#### RECORDED INFORMATION

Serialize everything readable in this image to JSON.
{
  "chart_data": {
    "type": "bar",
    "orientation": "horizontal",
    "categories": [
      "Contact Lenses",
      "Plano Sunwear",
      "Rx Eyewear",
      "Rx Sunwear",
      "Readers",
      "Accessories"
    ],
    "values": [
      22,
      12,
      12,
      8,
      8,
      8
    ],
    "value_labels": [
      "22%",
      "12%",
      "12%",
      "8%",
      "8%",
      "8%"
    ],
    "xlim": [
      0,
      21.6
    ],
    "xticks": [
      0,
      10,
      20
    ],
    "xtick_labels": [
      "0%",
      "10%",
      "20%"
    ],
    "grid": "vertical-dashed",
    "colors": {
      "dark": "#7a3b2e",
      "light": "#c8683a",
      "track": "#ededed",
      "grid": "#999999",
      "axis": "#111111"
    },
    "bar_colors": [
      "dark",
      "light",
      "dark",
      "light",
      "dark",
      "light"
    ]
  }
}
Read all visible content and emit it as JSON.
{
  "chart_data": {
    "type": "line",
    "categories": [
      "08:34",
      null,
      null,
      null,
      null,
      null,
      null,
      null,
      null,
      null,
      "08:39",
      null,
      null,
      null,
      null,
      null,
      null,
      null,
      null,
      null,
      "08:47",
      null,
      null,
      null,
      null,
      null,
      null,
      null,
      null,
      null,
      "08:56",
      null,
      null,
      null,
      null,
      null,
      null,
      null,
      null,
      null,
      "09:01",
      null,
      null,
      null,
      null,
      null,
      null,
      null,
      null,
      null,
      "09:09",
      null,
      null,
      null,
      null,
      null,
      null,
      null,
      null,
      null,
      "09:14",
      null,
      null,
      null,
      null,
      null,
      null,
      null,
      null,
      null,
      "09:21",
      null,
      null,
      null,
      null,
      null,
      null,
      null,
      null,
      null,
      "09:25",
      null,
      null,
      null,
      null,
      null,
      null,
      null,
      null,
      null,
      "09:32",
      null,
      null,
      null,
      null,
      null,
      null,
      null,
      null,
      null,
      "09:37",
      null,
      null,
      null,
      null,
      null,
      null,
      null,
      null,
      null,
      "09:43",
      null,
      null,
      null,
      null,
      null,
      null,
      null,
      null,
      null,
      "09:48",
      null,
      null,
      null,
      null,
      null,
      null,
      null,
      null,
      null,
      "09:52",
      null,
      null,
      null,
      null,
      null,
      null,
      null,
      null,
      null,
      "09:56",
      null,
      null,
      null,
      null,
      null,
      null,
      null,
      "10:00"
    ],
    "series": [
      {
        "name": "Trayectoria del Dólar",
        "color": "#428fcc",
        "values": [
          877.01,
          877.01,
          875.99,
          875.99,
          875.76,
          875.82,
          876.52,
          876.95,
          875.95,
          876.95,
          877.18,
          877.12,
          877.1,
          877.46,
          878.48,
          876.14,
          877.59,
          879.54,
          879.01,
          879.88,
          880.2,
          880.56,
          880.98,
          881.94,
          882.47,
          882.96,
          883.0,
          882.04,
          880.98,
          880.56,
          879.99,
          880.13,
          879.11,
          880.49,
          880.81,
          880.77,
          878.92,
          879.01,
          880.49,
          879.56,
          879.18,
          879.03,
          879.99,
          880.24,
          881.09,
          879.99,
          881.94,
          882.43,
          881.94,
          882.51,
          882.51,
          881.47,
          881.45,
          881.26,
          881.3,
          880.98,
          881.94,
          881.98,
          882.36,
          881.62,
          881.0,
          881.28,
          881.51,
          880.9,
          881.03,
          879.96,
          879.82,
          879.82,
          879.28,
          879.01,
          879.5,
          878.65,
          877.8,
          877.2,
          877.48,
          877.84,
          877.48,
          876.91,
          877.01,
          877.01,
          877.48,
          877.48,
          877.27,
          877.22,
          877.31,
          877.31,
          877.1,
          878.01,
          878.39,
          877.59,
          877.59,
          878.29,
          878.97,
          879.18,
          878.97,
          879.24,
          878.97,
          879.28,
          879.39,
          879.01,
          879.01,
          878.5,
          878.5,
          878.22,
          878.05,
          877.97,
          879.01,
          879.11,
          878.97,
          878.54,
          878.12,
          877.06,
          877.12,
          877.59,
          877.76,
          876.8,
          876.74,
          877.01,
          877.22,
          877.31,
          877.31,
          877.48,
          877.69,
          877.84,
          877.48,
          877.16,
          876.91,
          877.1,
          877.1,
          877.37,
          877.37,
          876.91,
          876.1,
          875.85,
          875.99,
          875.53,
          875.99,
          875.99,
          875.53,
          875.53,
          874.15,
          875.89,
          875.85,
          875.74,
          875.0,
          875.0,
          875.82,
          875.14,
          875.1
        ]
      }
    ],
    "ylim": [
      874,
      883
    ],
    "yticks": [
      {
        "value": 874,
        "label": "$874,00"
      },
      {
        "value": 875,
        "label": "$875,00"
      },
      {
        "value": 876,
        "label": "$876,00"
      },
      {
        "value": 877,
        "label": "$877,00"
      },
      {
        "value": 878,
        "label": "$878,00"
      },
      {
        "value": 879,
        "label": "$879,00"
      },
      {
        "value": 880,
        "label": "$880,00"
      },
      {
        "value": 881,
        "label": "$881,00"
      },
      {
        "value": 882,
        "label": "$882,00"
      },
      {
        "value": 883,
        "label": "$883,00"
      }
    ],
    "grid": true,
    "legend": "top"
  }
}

########

=== PROMPT ===
Set all of the entries down again, exactly as they were given.

=== ANSWER FOR THE TASK ===
Serialize everything readable in this image to JSON.
{
  "chart_data": {
    "type": "bar",
    "orientation": "horizontal",
    "categories": [
      "Contact Lenses",
      "Plano Sunwear",
      "Rx Eyewear",
      "Rx Sunwear",
      "Readers",
      "Accessories"
    ],
    "values": [
      22,
      12,
      12,
      8,
      8,
      8
    ],
    "value_labels": [
      "22%",
      "12%",
      "12%",
      "8%",
      "8%",
      "8%"
    ],
    "xlim": [
      0,
      21.6
    ],
    "xticks": [
      0,
      10,
      20
    ],
    "xtick_labels": [
      "0%",
      "10%",
      "20%"
    ],
    "grid": "vertical-dashed",
    "colors": {
      "dark": "#7a3b2e",
      "light": "#c8683a",
      "track": "#ededed",
      "grid": "#999999",
      "axis": "#111111"
    },
    "bar_colors": [
      "dark",
      "light",
      "dark",
      "light",
      "dark",
      "light"
    ]
  }
}
Read all visible content and emit it as JSON.
{
  "chart_data": {
    "type": "line",
    "categories": [
      "08:34",
      null,
      null,
      null,
      null,
      null,
      null,
      null,
      null,
      null,
      "08:39",
      null,
      null,
      null,
      null,
      null,
      null,
      null,
      null,
      null,
      "08:47",
      null,
      null,
      null,
      null,
      null,
      null,
      null,
      null,
      null,
      "08:56",
      null,
      null,
      null,
      null,
      null,
      null,
      null,
      null,
      null,
      "09:01",
      null,
      null,
      null,
      null,
      null,
      null,
      null,
      null,
      null,
      "09:09",
      null,
      null,
      null,
      null,
      null,
      null,
      null,
      null,
      null,
      "09:14",
      null,
      null,
      null,
      null,
      null,
      null,
      null,
      null,
      null,
      "09:21",
      null,
      null,
      null,
      null,
      null,
      null,
      null,
      null,
      null,
      "09:25",
      null,
      null,
      null,
      null,
      null,
      null,
      null,
      null,
      null,
      "09:32",
      null,
      null,
      null,
      null,
      null,
      null,
      null,
      null,
      null,
      "09:37",
      null,
      null,
      null,
      null,
      null,
      null,
      null,
      null,
      null,
      "09:43",
      null,
      null,
      null,
      null,
      null,
      null,
      null,
      null,
      null,
      "09:48",
      null,
      null,
      null,
      null,
      null,
      null,
      null,
      null,
      null,
      "09:52",
      null,
      null,
      null,
      null,
      null,
      null,
      null,
      null,
      null,
      "09:56",
      null,
      null,
      null,
      null,
      null,
      null,
      null,
      "10:00"
    ],
    "series": [
      {
        "name": "Trayectoria del Dólar",
        "color": "#428fcc",
        "values": [
          877.01,
          877.01,
          875.99,
          875.99,
          875.76,
          875.82,
          876.52,
          876.95,
          875.95,
          876.95,
          877.18,
          877.12,
          877.1,
          877.46,
          878.48,
          876.14,
          877.59,
          879.54,
          879.01,
          879.88,
          880.2,
          880.56,
          880.98,
          881.94,
          882.47,
          882.96,
          883.0,
          882.04,
          880.98,
          880.56,
          879.99,
          880.13,
          879.11,
          880.49,
          880.81,
          880.77,
          878.92,
          879.01,
          880.49,
          879.56,
          879.18,
          879.03,
          879.99,
          880.24,
          881.09,
          879.99,
          881.94,
          882.43,
          881.94,
          882.51,
          882.51,
          881.47,
          881.45,
          881.26,
          881.3,
          880.98,
          881.94,
          881.98,
          882.36,
          881.62,
          881.0,
          881.28,
          881.51,
          880.9,
          881.03,
          879.96,
          879.82,
          879.82,
          879.28,
          879.01,
          879.5,
          878.65,
          877.8,
          877.2,
          877.48,
          877.84,
          877.48,
          876.91,
          877.01,
          877.01,
          877.48,
          877.48,
          877.27,
          877.22,
          877.31,
          877.31,
          877.1,
          878.01,
          878.39,
          877.59,
          877.59,
          878.29,
          878.97,
          879.18,
          878.97,
          879.24,
          878.97,
          879.28,
          879.39,
          879.01,
          879.01,
          878.5,
          878.5,
          878.22,
          878.05,
          877.97,
          879.01,
          879.11,
          878.97,
          878.54,
          878.12,
          877.06,
          877.12,
          877.59,
          877.76,
          876.8,
          876.74,
          877.01,
          877.22,
          877.31,
          877.31,
          877.48,
          877.69,
          877.84,
          877.48,
          877.16,
          876.91,
          877.1,
          877.1,
          877.37,
          877.37,
          876.91,
          876.1,
          875.85,
          875.99,
          875.53,
          875.99,
          875.99,
          875.53,
          875.53,
          874.15,
          875.89,
          875.85,
          875.74,
          875.0,
          875.0,
          875.82,
          875.14,
          875.1
        ]
      }
    ],
    "ylim": [
      874,
      883
    ],
    "yticks": [
      {
        "value": 874,
        "label": "$874,00"
      },
      {
        "value": 875,
        "label": "$875,00"
      },
      {
        "value": 876,
        "label": "$876,00"
      },
      {
        "value": 877,
        "label": "$877,00"
      },
      {
        "value": 878,
        "label": "$878,00"
      },
      {
        "value": 879,
        "label": "$879,00"
      },
      {
        "value": 880,
        "label": "$880,00"
      },
      {
        "value": 881,
        "label": "$881,00"
      },
      {
        "value": 882,
        "label": "$882,00"
      },
      {
        "value": 883,
        "label": "$883,00"
      }
    ],
    "grid": true,
    "legend": "top"
  }
}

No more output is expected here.